- **Short problem**: Reproduce all of the listing below without alteration.

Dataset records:
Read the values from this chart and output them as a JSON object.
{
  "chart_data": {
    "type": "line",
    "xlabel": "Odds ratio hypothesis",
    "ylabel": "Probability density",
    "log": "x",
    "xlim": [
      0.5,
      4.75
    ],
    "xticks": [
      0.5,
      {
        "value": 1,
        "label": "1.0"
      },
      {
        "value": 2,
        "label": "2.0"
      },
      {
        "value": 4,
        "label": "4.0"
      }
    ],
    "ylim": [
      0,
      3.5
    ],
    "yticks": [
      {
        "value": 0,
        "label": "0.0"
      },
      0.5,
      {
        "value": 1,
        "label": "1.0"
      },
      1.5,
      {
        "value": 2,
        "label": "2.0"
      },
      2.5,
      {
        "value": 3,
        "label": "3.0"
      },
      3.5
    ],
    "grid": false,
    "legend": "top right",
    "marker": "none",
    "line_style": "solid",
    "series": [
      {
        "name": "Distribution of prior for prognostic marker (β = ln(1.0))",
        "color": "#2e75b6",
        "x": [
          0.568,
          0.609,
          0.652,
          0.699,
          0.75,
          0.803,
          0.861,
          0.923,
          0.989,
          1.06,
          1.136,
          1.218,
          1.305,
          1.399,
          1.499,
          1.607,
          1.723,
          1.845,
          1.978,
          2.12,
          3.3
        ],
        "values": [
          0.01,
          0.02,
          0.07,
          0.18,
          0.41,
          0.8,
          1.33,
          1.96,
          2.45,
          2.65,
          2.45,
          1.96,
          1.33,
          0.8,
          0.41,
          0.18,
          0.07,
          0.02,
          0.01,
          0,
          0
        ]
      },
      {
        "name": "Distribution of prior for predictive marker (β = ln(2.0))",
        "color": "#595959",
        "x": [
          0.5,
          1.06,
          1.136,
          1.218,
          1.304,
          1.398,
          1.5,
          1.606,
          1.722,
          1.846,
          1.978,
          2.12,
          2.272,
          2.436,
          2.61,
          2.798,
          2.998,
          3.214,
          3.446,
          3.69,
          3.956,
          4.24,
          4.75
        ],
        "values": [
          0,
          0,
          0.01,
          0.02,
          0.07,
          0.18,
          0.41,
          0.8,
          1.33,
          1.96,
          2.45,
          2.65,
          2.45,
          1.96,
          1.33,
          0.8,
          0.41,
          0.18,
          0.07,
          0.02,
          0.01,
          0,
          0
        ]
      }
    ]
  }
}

- **Task response**:
Read the values from this chart and output them as a JSON object.
{
  "chart_data": {
    "type": "line",
    "xlabel": "Odds ratio hypothesis",
    "ylabel": "Probability density",
    "log": "x",
    "xlim": [
      0.5,
      4.75
    ],
    "xticks": [
      0.5,
      {
        "value": 1,
        "label": "1.0"
      },
      {
        "value": 2,
        "label": "2.0"
      },
      {
        "value": 4,
        "label": "4.0"
      }
    ],
    "ylim": [
      0,
      3.5
    ],
    "yticks": [
      {
        "value": 0,
        "label": "0.0"
      },
      0.5,
      {
        "value": 1,
        "label": "1.0"
      },
      1.5,
      {
        "value": 2,
        "label": "2.0"
      },
      2.5,
      {
        "value": 3,
        "label": "3.0"
      },
      3.5
    ],
    "grid": false,
    "legend": "top right",
    "marker": "none",
    "line_style": "solid",
    "series": [
      {
        "name": "Distribution of prior for prognostic marker (β = ln(1.0))",
        "color": "#2e75b6",
        "x": [
          0.568,
          0.609,
          0.652,
          0.699,
          0.75,
          0.803,
          0.861,
          0.923,
          0.989,
          1.06,
          1.136,
          1.218,
          1.305,
          1.399,
          1.499,
          1.607,
          1.723,
          1.845,
          1.978,
          2.12,
          3.3
        ],
        "values": [
          0.01,
          0.02,
          0.07,
          0.18,
          0.41,
          0.8,
          1.33,
          1.96,
          2.45,
          2.65,
          2.45,
          1.96,
          1.33,
          0.8,
          0.41,
          0.18,
          0.07,
          0.02,
          0.01,
          0,
          0
        ]
      },
      {
        "name": "Distribution of prior for predictive marker (β = ln(2.0))",
        "color": "#595959",
        "x": [
          0.5,
          1.06,
          1.136,
          1.218,
          1.304,
          1.398,
          1.5,
          1.606,
          1.722,
          1.846,
          1.978,
          2.12,
          2.272,
          2.436,
          2.61,
          2.798,
          2.998,
          3.214,
          3.446,
          3.69,
          3.956,
          4.24,
          4.75
        ],
        "values": [
          0,
          0,
          0.01,
          0.02,
          0.07,
          0.18,
          0.41,
          0.8,
          1.33,
          1.96,
          2.45,
          2.65,
          2.45,
          1.96,
          1.33,
          0.8,
          0.41,
          0.18,
          0.07,
          0.02,
          0.01,
          0,
          0
        ]
      }
    ]
  }
}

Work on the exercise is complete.